--- Required work ---
Return all lines below containing the word "active".

++++ Entries provided ++++

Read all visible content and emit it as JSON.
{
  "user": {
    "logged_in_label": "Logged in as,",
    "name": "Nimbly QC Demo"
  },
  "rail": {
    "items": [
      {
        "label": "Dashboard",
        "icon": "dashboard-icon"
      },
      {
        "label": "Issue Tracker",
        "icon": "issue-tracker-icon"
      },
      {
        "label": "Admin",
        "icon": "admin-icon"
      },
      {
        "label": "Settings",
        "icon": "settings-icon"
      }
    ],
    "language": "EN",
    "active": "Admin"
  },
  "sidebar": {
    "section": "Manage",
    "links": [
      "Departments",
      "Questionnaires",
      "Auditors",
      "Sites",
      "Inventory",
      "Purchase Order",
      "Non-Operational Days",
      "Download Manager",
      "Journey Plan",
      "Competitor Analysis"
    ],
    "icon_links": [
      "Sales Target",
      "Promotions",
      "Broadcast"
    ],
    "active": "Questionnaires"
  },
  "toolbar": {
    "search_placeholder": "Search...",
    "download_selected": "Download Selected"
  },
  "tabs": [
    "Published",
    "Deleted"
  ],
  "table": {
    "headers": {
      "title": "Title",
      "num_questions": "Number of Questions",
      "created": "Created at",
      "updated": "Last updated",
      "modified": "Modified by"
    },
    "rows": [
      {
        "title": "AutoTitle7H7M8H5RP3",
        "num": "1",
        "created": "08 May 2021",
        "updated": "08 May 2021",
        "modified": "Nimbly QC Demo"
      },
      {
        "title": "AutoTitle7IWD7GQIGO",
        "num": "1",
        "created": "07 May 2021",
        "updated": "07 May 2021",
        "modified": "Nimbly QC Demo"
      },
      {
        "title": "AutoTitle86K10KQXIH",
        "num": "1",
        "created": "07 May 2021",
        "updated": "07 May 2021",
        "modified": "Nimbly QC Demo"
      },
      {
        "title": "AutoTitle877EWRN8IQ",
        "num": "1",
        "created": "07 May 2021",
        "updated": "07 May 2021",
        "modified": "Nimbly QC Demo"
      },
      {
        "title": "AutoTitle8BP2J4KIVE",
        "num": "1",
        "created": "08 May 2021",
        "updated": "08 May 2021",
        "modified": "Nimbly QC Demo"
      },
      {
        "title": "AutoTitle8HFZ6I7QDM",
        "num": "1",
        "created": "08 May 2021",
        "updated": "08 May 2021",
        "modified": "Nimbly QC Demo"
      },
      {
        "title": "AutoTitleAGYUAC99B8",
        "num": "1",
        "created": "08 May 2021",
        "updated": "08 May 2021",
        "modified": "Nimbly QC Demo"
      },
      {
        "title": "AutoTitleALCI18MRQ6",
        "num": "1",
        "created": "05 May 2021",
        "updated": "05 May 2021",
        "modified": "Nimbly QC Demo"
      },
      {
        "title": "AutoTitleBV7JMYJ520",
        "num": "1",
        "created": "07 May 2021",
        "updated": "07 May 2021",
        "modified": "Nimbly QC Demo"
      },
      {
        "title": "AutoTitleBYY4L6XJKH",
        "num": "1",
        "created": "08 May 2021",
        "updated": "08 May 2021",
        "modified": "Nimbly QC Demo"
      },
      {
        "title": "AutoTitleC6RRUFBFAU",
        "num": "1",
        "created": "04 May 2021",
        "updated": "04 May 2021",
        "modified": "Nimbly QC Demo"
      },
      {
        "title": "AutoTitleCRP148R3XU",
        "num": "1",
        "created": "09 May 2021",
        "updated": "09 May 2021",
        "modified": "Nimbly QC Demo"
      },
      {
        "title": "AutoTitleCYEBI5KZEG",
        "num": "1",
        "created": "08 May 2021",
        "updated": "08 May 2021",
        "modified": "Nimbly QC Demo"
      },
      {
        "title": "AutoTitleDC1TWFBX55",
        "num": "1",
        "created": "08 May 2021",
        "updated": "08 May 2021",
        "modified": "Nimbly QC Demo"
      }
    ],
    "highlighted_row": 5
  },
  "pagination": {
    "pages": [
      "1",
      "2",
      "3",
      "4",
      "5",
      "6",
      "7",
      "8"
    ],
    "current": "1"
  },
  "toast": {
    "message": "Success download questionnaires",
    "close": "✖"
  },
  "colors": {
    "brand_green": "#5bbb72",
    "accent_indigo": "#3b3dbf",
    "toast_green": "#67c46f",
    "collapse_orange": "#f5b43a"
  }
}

++++

--- Exercise output ---
    "active": "Admin"
    "active": "Questionnaires"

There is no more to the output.